### DATASET EXTRACT

+++++

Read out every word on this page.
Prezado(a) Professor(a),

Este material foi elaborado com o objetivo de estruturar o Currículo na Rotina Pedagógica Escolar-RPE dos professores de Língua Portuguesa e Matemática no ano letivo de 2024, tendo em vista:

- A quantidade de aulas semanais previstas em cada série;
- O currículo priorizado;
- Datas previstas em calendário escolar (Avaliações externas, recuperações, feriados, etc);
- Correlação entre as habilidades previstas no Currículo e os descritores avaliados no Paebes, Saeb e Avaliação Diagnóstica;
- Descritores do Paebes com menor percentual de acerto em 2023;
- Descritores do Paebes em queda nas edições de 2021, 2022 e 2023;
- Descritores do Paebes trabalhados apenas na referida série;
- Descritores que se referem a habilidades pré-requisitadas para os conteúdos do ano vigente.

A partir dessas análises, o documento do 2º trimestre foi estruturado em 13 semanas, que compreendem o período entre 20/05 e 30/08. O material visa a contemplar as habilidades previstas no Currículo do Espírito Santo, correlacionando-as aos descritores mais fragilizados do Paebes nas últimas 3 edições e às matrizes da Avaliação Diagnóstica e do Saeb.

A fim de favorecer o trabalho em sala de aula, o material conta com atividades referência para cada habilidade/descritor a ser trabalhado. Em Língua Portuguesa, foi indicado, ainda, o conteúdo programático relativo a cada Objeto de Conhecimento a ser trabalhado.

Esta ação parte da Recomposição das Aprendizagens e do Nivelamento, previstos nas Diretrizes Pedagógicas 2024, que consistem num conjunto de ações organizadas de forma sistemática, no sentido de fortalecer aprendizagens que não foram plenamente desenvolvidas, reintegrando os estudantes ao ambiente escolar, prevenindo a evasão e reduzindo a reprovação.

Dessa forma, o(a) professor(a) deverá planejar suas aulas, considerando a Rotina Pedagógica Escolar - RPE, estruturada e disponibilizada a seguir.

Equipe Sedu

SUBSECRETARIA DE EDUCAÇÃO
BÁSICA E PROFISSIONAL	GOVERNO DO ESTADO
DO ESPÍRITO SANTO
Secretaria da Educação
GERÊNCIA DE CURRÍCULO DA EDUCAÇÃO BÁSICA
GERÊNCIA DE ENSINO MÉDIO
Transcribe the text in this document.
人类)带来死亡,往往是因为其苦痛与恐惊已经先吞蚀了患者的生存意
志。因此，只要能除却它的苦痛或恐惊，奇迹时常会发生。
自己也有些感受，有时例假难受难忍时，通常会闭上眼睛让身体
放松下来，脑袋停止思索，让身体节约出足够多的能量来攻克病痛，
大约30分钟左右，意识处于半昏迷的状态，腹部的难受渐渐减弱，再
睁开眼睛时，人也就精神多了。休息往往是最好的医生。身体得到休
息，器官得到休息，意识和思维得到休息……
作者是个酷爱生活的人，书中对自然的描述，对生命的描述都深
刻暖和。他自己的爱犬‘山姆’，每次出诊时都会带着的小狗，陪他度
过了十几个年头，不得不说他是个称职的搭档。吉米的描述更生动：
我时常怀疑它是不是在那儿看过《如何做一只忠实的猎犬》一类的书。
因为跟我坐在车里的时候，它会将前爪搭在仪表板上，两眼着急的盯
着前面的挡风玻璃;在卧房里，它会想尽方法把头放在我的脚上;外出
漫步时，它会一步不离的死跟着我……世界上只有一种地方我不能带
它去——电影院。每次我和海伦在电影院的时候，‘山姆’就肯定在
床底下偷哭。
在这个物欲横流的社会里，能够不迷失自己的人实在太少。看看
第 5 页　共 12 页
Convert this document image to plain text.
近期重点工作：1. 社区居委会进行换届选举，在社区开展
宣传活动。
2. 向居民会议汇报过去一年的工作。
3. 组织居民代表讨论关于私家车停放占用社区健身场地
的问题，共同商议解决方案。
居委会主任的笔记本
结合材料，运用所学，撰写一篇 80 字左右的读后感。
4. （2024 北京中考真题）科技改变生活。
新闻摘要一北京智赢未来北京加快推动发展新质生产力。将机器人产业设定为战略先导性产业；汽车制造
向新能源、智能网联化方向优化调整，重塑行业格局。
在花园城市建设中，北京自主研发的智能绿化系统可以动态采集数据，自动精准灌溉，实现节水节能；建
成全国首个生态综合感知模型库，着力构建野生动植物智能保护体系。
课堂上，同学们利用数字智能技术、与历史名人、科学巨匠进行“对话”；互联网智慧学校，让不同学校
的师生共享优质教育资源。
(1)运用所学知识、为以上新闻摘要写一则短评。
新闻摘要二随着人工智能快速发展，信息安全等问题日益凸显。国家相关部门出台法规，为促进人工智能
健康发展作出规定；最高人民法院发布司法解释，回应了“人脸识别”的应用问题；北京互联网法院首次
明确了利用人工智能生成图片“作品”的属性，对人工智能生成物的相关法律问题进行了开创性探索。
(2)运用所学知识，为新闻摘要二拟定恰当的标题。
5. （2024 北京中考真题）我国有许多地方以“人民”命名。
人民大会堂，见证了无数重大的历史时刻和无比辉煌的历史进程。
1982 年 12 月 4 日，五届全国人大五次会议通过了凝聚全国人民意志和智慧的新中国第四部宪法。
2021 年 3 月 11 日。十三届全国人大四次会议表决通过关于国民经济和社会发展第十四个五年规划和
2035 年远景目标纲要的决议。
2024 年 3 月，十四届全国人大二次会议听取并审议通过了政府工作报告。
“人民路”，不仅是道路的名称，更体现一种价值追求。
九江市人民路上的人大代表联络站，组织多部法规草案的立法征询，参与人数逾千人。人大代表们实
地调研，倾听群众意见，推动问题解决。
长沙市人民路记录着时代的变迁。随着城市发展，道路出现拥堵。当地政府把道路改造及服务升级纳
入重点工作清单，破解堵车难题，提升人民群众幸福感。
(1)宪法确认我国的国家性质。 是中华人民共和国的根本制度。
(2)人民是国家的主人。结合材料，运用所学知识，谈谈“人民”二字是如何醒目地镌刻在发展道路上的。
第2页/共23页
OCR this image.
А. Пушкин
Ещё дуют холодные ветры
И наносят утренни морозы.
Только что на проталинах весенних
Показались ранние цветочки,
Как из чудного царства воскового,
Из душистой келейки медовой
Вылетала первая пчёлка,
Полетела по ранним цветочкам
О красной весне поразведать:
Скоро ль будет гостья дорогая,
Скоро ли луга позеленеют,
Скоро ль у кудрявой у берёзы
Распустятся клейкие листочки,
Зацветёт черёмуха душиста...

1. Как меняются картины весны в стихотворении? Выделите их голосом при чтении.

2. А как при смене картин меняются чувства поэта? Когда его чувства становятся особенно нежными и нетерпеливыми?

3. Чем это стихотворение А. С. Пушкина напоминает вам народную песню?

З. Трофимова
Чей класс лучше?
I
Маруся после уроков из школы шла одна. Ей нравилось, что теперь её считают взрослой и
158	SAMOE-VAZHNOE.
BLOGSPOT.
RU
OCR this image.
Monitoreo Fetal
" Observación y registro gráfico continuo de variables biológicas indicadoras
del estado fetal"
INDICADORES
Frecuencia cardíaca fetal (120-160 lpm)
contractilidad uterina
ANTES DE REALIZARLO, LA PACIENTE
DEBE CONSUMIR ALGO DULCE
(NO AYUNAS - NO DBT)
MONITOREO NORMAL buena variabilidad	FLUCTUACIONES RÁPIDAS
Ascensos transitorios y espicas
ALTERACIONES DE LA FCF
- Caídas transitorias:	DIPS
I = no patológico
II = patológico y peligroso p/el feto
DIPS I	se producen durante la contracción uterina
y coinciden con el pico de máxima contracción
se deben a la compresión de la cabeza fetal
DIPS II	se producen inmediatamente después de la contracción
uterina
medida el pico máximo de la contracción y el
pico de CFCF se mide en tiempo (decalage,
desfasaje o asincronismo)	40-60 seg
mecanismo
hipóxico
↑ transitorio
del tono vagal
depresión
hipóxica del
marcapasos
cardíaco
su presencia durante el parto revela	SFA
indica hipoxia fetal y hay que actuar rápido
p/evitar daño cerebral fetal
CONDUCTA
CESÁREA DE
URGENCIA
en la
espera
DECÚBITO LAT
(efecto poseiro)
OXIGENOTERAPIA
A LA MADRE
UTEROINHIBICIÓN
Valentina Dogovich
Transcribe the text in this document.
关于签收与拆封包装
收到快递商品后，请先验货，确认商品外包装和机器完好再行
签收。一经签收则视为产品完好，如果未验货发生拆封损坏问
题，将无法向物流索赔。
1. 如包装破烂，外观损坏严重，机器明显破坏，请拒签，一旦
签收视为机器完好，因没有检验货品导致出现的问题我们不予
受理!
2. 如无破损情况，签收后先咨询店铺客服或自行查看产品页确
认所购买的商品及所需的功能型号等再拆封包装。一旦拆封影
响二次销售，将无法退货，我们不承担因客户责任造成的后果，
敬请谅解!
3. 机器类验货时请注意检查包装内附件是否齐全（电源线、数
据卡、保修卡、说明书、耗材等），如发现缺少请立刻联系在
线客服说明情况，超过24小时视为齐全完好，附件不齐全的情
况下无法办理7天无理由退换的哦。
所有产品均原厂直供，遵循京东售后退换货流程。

+++++

### DIRECTIONS
Pick out lines containing the word "Скоро", each one as written.

### EXERCISE SOLUTION
Скоро ль будет гостья дорогая,
Скоро ли луга позеленеют,
Скоро ль у кудрявой у берёзы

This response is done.